#### What to do:
Give back exactly the lines running from the line with "Give me a plain-text" to the end of the entries, and only those lines.

^^^^^^^^^^^^^^^^

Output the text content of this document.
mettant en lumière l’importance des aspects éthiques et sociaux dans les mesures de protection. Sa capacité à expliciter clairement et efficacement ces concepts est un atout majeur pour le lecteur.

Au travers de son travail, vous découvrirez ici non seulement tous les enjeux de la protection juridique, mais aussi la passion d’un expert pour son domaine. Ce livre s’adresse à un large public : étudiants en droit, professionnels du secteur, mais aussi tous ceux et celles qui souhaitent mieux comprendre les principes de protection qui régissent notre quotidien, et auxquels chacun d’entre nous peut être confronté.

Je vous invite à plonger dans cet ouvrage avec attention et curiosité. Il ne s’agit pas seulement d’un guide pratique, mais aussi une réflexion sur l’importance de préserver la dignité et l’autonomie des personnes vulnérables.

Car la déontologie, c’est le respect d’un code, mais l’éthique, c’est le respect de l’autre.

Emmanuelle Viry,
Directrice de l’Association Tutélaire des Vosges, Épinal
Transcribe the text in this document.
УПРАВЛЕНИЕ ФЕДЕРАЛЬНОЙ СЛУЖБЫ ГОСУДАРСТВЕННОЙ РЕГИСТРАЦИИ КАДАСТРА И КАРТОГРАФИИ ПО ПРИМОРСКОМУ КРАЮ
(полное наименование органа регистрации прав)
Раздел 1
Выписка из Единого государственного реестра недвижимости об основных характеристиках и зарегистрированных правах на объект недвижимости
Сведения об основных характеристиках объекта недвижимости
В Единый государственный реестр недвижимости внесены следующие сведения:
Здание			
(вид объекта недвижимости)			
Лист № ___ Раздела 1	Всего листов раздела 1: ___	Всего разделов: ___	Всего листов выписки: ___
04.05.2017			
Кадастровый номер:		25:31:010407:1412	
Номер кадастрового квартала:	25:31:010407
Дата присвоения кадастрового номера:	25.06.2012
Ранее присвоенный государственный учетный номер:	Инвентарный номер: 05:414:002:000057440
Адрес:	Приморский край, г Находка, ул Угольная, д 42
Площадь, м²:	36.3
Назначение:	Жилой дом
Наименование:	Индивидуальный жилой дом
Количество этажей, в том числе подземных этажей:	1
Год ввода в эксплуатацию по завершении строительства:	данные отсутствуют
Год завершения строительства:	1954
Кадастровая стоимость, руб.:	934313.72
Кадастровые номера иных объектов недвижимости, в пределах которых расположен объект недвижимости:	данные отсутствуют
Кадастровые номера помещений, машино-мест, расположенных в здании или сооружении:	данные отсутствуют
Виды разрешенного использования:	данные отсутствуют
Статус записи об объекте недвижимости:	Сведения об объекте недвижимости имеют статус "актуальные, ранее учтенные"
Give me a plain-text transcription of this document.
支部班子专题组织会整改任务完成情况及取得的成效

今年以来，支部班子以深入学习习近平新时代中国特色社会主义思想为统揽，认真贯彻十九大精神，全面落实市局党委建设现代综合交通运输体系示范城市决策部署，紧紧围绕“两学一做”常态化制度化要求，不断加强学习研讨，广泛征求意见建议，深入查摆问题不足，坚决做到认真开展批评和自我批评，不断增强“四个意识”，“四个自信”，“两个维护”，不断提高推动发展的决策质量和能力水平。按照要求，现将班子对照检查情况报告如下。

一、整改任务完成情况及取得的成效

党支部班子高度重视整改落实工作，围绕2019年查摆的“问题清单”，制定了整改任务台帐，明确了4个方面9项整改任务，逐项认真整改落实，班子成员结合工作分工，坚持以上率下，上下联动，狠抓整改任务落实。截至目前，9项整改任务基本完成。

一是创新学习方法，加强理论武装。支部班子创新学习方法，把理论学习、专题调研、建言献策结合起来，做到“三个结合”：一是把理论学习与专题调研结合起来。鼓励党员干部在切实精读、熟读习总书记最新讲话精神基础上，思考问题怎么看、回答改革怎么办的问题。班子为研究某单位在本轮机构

^^^^^^^^^^^^^^^^

#### Completed exercise:
Give me a plain-text transcription of this document.
支部班子专题组织会整改任务完成情况及取得的成效

今年以来，支部班子以深入学习习近平新时代中国特色社会主义思想为统揽，认真贯彻十九大精神，全面落实市局党委建设现代综合交通运输体系示范城市决策部署，紧紧围绕“两学一做”常态化制度化要求，不断加强学习研讨，广泛征求意见建议，深入查摆问题不足，坚决做到认真开展批评和自我批评，不断增强“四个意识”，“四个自信”，“两个维护”，不断提高推动发展的决策质量和能力水平。按照要求，现将班子对照检查情况报告如下。

一、整改任务完成情况及取得的成效

党支部班子高度重视整改落实工作，围绕2019年查摆的“问题清单”，制定了整改任务台帐，明确了4个方面9项整改任务，逐项认真整改落实，班子成员结合工作分工，坚持以上率下，上下联动，狠抓整改任务落实。截至目前，9项整改任务基本完成。

一是创新学习方法，加强理论武装。支部班子创新学习方法，把理论学习、专题调研、建言献策结合起来，做到“三个结合”：一是把理论学习与专题调研结合起来。鼓励党员干部在切实精读、熟读习总书记最新讲话精神基础上，思考问题怎么看、回答改革怎么办的问题。班子为研究某单位在本轮机构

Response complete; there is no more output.